● **Problem statement**
Filter the entries and keep only the lines where the string "sowie" appears.

● **Provided information**
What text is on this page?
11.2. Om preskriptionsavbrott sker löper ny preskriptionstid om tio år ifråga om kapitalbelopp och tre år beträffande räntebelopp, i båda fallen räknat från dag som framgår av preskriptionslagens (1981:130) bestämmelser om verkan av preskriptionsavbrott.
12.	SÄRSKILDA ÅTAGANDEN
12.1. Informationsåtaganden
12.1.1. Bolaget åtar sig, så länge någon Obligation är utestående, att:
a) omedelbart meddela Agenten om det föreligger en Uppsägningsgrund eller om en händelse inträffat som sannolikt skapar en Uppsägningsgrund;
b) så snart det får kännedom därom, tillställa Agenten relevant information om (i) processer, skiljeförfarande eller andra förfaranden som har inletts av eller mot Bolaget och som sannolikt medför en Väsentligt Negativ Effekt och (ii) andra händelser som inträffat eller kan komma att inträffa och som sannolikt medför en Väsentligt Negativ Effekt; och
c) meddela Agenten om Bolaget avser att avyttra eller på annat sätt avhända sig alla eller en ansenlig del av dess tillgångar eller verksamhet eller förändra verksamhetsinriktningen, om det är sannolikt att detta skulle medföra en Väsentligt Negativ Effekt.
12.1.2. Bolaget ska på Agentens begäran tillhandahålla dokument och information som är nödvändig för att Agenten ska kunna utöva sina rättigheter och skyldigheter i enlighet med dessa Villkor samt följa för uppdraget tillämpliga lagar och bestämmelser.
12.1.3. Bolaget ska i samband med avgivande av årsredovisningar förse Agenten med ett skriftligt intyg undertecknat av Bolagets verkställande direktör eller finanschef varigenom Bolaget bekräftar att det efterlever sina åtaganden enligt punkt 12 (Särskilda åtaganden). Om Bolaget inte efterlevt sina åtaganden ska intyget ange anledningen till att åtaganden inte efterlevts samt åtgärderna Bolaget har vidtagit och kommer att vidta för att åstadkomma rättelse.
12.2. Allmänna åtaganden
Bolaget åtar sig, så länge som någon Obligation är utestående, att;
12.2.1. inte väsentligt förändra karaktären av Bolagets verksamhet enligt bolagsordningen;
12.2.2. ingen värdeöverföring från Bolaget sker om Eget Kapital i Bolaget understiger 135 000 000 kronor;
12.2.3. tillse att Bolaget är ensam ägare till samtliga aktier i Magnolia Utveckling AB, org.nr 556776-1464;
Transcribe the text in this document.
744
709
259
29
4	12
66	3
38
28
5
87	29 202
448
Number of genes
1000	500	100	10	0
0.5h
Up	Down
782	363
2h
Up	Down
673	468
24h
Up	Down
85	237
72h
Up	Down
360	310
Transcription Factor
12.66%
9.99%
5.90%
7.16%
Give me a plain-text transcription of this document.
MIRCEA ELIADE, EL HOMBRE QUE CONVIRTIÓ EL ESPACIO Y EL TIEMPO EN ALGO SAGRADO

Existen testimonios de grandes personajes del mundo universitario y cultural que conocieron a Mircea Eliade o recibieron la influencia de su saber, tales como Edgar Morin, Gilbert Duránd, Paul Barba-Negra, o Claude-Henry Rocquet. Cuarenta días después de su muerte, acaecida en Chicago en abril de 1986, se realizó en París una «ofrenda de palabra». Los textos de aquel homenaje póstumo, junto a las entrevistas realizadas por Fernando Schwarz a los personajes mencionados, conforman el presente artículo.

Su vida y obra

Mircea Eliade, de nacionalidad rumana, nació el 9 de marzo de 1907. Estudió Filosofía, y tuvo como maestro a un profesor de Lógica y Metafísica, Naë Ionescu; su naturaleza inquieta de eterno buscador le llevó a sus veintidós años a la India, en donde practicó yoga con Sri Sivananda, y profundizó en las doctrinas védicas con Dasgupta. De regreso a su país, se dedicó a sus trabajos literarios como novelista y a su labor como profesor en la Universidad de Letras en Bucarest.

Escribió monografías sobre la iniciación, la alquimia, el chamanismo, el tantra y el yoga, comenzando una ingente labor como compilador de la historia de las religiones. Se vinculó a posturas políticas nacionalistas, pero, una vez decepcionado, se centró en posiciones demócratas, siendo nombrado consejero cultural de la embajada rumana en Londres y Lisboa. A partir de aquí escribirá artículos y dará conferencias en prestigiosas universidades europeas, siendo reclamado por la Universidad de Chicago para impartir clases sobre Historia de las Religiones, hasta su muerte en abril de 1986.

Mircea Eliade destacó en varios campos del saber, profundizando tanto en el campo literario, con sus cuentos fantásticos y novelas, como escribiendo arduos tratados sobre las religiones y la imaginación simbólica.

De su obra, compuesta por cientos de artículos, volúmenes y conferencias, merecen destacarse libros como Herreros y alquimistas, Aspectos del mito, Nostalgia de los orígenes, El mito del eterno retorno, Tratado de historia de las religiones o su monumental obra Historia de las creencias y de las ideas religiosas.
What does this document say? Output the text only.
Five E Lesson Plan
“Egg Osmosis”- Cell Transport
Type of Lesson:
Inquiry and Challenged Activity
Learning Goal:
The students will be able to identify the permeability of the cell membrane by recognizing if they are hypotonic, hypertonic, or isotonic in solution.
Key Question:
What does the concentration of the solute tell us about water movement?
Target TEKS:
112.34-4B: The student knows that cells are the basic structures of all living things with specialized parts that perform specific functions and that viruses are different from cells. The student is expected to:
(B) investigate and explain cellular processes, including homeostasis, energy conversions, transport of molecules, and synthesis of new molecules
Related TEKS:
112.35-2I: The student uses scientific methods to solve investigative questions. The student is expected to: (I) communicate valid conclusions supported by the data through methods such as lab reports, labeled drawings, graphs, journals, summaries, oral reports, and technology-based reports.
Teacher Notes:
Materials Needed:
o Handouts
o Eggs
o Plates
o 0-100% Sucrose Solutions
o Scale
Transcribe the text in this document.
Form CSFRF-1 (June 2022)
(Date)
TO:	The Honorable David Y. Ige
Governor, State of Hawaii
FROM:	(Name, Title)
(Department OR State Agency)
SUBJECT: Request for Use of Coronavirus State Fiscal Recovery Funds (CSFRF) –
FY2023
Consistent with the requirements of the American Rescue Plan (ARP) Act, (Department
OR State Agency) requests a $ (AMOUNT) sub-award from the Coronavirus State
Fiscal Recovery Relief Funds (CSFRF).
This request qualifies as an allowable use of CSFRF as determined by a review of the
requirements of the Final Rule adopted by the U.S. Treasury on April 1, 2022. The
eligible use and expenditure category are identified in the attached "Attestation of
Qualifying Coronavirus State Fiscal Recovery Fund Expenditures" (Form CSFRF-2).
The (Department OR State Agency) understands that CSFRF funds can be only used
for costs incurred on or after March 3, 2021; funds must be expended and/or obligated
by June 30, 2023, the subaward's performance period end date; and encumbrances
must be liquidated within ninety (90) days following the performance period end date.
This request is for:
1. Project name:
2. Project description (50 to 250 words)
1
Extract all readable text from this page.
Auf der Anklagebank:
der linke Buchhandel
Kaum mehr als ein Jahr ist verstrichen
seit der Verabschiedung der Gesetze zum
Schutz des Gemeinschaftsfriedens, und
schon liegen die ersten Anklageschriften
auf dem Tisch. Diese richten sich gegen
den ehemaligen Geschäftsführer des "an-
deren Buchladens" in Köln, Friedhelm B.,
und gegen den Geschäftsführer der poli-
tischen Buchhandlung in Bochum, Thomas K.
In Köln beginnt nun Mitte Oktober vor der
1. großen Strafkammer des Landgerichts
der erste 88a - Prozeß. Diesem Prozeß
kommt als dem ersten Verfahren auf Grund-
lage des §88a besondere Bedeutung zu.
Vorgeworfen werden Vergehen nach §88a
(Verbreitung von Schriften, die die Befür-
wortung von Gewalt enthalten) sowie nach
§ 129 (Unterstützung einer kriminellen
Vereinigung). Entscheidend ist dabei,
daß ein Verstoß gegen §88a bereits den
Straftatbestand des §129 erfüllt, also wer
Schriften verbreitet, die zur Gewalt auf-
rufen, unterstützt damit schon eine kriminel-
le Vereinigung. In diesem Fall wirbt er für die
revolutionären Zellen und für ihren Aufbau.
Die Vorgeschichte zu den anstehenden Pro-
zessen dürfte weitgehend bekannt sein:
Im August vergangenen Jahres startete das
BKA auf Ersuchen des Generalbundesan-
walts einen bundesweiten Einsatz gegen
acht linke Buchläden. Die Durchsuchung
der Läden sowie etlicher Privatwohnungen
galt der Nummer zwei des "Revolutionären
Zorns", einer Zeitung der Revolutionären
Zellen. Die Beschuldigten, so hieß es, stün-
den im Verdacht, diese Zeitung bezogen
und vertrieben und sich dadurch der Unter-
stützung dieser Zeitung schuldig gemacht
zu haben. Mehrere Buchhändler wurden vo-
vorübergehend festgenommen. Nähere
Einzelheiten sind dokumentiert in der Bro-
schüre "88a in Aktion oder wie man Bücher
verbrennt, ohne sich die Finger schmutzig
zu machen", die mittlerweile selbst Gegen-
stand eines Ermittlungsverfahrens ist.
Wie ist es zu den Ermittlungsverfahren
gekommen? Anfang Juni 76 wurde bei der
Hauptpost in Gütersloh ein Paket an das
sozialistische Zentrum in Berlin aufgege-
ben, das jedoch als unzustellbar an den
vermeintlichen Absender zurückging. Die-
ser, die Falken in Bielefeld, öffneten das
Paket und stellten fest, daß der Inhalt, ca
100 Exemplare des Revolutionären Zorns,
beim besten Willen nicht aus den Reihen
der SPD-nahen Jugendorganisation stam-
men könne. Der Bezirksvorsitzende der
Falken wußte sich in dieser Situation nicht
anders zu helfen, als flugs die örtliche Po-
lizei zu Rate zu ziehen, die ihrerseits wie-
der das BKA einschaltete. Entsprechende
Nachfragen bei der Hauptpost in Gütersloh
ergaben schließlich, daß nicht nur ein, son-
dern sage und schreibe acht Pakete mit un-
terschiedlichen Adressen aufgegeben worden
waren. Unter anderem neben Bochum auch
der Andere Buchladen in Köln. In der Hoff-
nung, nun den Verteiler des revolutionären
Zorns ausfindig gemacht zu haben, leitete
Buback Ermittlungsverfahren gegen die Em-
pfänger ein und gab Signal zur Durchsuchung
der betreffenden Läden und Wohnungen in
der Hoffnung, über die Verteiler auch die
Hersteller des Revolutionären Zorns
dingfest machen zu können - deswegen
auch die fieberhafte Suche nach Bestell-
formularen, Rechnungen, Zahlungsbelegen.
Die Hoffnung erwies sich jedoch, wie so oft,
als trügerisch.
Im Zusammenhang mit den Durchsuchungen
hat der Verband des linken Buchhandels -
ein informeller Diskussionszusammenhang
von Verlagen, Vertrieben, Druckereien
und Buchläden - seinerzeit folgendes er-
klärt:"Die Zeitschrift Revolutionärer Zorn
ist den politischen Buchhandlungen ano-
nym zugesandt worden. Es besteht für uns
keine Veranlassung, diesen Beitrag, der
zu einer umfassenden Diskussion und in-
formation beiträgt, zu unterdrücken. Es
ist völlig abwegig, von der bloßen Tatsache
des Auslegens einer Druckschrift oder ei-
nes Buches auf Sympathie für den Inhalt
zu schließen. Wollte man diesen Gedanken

● **Solution below**
wortung von Gewalt enthalten) sowie nach
der Läden sowie etlicher Privatwohnungen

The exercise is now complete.